What needs to be done =
Copy the listing below word for word, starting with the line that contains "Give bounding boxes" and going on through the line that contains "timespan-value: von 22.08.2011", with both of those lines included. Leave the pictures out of your answer.

Information given =
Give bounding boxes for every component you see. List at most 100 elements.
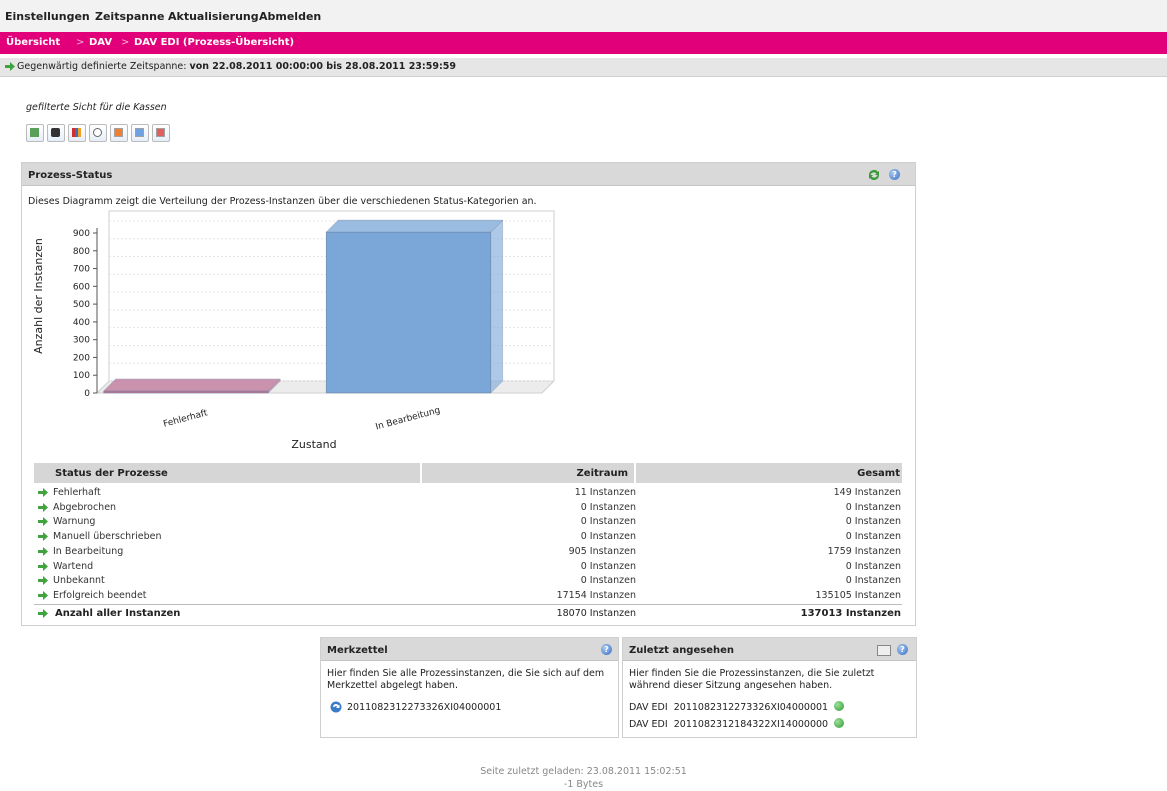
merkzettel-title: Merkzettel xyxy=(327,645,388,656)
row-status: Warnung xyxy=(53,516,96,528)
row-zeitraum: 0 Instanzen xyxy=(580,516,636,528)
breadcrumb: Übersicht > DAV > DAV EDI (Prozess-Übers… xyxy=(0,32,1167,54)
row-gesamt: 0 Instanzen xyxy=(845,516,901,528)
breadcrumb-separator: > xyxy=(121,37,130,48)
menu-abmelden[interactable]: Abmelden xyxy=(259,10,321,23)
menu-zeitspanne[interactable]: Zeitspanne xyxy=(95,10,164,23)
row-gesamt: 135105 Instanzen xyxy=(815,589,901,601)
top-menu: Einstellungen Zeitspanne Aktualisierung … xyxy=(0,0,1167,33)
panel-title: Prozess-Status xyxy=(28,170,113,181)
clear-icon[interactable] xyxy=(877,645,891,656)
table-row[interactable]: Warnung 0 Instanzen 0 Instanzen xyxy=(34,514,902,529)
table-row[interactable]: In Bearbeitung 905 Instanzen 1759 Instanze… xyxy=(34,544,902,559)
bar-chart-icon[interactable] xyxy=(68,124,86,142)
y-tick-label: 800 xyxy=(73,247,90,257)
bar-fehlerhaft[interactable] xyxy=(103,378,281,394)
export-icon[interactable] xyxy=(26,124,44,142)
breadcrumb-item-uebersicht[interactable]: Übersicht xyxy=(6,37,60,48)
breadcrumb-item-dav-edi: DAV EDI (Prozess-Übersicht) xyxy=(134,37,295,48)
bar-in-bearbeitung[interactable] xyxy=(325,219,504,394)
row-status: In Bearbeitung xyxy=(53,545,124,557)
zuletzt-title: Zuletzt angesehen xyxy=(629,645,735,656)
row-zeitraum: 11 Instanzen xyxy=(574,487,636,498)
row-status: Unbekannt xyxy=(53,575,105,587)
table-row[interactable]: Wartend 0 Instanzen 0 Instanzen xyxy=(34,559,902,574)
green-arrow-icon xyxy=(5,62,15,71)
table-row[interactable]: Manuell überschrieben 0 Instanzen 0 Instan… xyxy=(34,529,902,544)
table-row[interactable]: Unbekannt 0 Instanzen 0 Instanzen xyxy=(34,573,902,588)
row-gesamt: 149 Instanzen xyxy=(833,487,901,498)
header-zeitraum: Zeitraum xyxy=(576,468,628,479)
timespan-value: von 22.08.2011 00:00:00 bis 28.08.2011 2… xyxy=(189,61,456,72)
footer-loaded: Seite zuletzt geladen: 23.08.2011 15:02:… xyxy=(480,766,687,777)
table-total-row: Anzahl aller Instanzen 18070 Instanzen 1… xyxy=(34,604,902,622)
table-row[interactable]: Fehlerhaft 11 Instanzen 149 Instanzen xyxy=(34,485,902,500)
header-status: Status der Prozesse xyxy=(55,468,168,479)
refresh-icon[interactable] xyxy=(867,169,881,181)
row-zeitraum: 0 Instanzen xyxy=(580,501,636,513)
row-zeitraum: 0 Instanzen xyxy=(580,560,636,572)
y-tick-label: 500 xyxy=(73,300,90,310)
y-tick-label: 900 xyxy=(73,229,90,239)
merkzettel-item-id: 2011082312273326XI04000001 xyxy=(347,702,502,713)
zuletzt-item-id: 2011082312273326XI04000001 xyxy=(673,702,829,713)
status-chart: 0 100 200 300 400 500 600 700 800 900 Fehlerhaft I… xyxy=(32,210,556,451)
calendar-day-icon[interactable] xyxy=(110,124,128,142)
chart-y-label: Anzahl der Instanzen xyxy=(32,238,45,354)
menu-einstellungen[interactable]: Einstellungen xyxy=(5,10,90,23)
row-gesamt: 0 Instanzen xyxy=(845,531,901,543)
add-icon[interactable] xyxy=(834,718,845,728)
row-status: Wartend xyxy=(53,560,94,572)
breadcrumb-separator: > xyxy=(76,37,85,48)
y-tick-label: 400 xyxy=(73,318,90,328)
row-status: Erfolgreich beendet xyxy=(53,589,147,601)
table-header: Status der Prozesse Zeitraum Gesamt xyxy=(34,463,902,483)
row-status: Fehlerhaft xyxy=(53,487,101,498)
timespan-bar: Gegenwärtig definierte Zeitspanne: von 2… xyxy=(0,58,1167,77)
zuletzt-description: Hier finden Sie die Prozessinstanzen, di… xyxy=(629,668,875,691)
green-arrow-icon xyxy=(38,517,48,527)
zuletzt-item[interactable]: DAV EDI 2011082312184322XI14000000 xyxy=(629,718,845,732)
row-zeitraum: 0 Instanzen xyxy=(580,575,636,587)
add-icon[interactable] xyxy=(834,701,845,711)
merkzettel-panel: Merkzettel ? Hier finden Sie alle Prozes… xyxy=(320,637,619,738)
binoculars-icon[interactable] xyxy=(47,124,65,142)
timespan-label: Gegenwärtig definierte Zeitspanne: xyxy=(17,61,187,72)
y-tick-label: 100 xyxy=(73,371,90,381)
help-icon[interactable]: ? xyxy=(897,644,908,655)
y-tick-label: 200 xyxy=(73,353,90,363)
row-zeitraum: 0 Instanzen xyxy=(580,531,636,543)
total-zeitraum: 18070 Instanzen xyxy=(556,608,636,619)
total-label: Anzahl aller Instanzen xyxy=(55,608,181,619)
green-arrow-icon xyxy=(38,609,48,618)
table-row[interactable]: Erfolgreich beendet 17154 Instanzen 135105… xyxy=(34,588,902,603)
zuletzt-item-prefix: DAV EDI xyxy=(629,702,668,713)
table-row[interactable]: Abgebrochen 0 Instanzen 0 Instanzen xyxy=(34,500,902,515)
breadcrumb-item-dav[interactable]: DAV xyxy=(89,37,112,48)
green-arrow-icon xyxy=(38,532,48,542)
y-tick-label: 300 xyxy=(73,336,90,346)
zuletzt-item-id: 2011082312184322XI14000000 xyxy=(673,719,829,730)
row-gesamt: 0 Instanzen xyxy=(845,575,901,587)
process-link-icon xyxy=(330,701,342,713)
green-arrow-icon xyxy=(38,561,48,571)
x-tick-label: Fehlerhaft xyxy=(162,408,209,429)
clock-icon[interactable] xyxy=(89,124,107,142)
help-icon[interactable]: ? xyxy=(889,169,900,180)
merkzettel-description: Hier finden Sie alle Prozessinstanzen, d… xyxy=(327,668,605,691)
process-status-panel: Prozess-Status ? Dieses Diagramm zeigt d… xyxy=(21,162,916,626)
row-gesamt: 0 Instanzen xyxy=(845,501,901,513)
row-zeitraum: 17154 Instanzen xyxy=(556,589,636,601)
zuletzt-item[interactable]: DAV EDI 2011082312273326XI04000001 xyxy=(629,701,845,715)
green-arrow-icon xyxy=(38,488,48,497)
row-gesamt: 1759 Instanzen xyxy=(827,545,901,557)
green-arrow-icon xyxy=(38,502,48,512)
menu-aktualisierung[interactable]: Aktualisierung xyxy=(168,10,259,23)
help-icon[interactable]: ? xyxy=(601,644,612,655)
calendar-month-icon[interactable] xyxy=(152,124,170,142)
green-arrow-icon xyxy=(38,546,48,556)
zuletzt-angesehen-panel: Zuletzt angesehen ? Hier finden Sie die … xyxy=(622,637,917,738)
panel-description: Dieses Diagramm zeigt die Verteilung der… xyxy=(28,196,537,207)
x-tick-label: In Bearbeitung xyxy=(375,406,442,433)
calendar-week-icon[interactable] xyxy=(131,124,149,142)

* * *

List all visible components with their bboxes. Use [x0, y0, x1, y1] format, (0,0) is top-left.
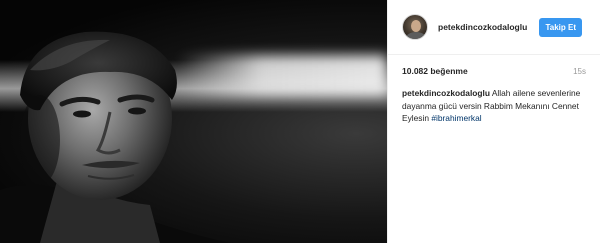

Exercise answer =
Give bounding boxes for every component you see. List at most 100 elements.
merkzettel-title: Merkzettel xyxy=(327,645,388,656)
row-status: Warnung xyxy=(53,516,96,528)
row-zeitraum: 0 Instanzen xyxy=(580,516,636,528)
breadcrumb: Übersicht > DAV > DAV EDI (Prozess-Übers… xyxy=(0,32,1167,54)
row-gesamt: 0 Instanzen xyxy=(845,516,901,528)
breadcrumb-separator: > xyxy=(121,37,130,48)
menu-abmelden[interactable]: Abmelden xyxy=(259,10,321,23)
menu-zeitspanne[interactable]: Zeitspanne xyxy=(95,10,164,23)
row-gesamt: 135105 Instanzen xyxy=(815,589,901,601)
top-menu: Einstellungen Zeitspanne Aktualisierung … xyxy=(0,0,1167,33)
panel-title: Prozess-Status xyxy=(28,170,113,181)
clear-icon[interactable] xyxy=(877,645,891,656)
table-row[interactable]: Warnung 0 Instanzen 0 Instanzen xyxy=(34,514,902,529)
table-row[interactable]: In Bearbeitung 905 Instanzen 1759 Instanze… xyxy=(34,544,902,559)
bar-chart-icon[interactable] xyxy=(68,124,86,142)
y-tick-label: 800 xyxy=(73,247,90,257)
bar-fehlerhaft[interactable] xyxy=(103,378,281,394)
export-icon[interactable] xyxy=(26,124,44,142)
breadcrumb-item-uebersicht[interactable]: Übersicht xyxy=(6,37,60,48)
breadcrumb-item-dav-edi: DAV EDI (Prozess-Übersicht) xyxy=(134,37,295,48)
bar-in-bearbeitung[interactable] xyxy=(325,219,504,394)
row-status: In Bearbeitung xyxy=(53,545,124,557)
zuletzt-title: Zuletzt angesehen xyxy=(629,645,735,656)
row-zeitraum: 11 Instanzen xyxy=(574,487,636,498)
row-status: Unbekannt xyxy=(53,575,105,587)
table-row[interactable]: Wartend 0 Instanzen 0 Instanzen xyxy=(34,559,902,574)
green-arrow-icon xyxy=(5,62,15,71)
table-row[interactable]: Manuell überschrieben 0 Instanzen 0 Instan… xyxy=(34,529,902,544)
table-row[interactable]: Unbekannt 0 Instanzen 0 Instanzen xyxy=(34,573,902,588)
row-gesamt: 149 Instanzen xyxy=(833,487,901,498)
header-zeitraum: Zeitraum xyxy=(576,468,628,479)
timespan-value: von 22.08.2011 00:00:00 bis 28.08.2011 2… xyxy=(189,61,456,72)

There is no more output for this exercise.